Entries taken from a collection:
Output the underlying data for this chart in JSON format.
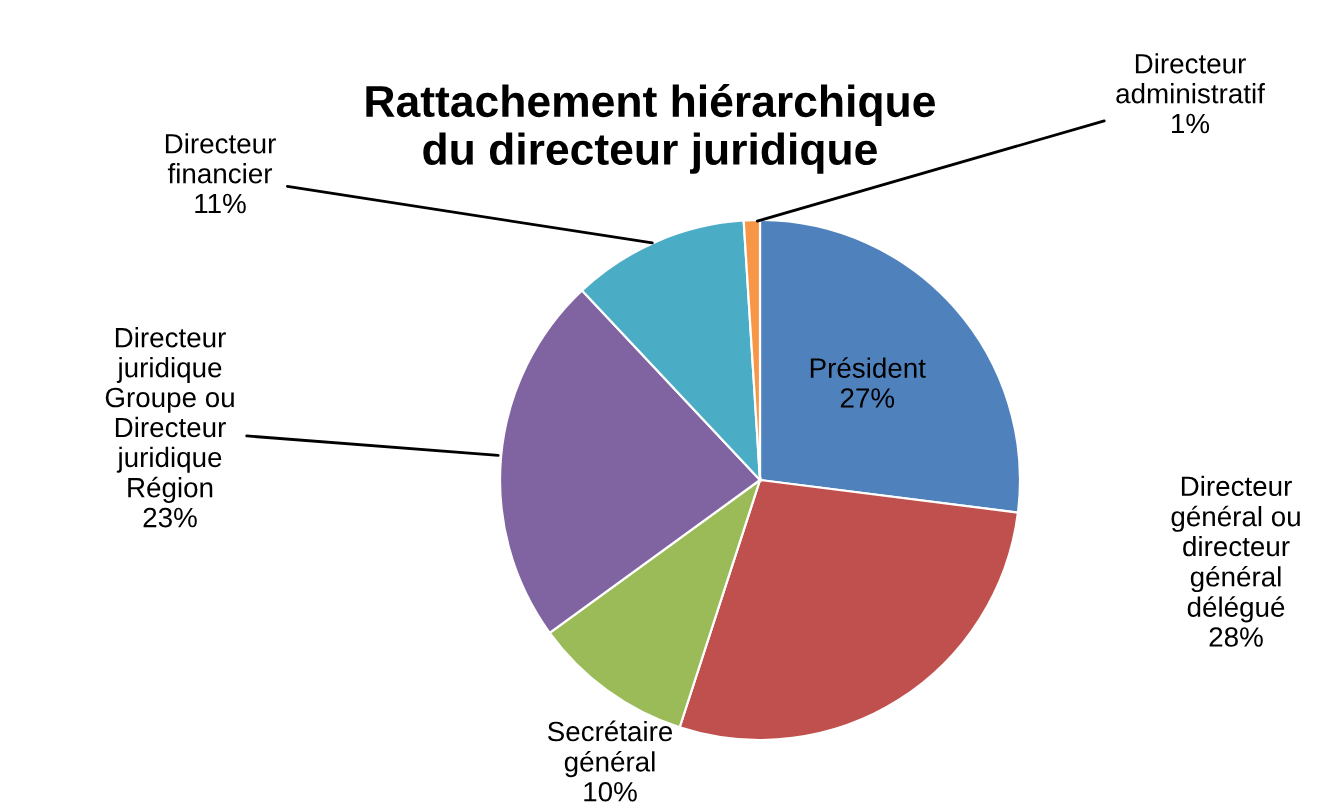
{
  "chart_data": {
    "type": "pie",
    "title": "Rattachement hiérarchique\ndu directeur juridique",
    "categories": [
      "Président",
      "Directeur\ngénéral ou\ndirecteur\ngénéral\ndélégué",
      "Secrétaire\ngénéral",
      "Directeur\njuridique\nGroupe ou\nDirecteur\njuridique\nRégion",
      "Directeur\nfinancier",
      "Directeur\nadministratif"
    ],
    "values": [
      27,
      28,
      10,
      23,
      11,
      1
    ],
    "value_labels": [
      "27%",
      "28%",
      "10%",
      "23%",
      "11%",
      "1%"
    ],
    "colors": [
      "#4f81bd",
      "#c0504d",
      "#9bbb59",
      "#8064a2",
      "#4bacc6",
      "#f79646"
    ],
    "legend": false
  }
}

## INSTRUCTIONS FOR THE TASK
Quote the entries in full. Any image among them is to be omitted from the copy.

## REPLY
Output the underlying data for this chart in JSON format.
{
  "chart_data": {
    "type": "pie",
    "title": "Rattachement hiérarchique\ndu directeur juridique",
    "categories": [
      "Président",
      "Directeur\ngénéral ou\ndirecteur\ngénéral\ndélégué",
      "Secrétaire\ngénéral",
      "Directeur\njuridique\nGroupe ou\nDirecteur\njuridique\nRégion",
      "Directeur\nfinancier",
      "Directeur\nadministratif"
    ],
    "values": [
      27,
      28,
      10,
      23,
      11,
      1
    ],
    "value_labels": [
      "27%",
      "28%",
      "10%",
      "23%",
      "11%",
      "1%"
    ],
    "colors": [
      "#4f81bd",
      "#c0504d",
      "#9bbb59",
      "#8064a2",
      "#4bacc6",
      "#f79646"
    ],
    "legend": false
  }
}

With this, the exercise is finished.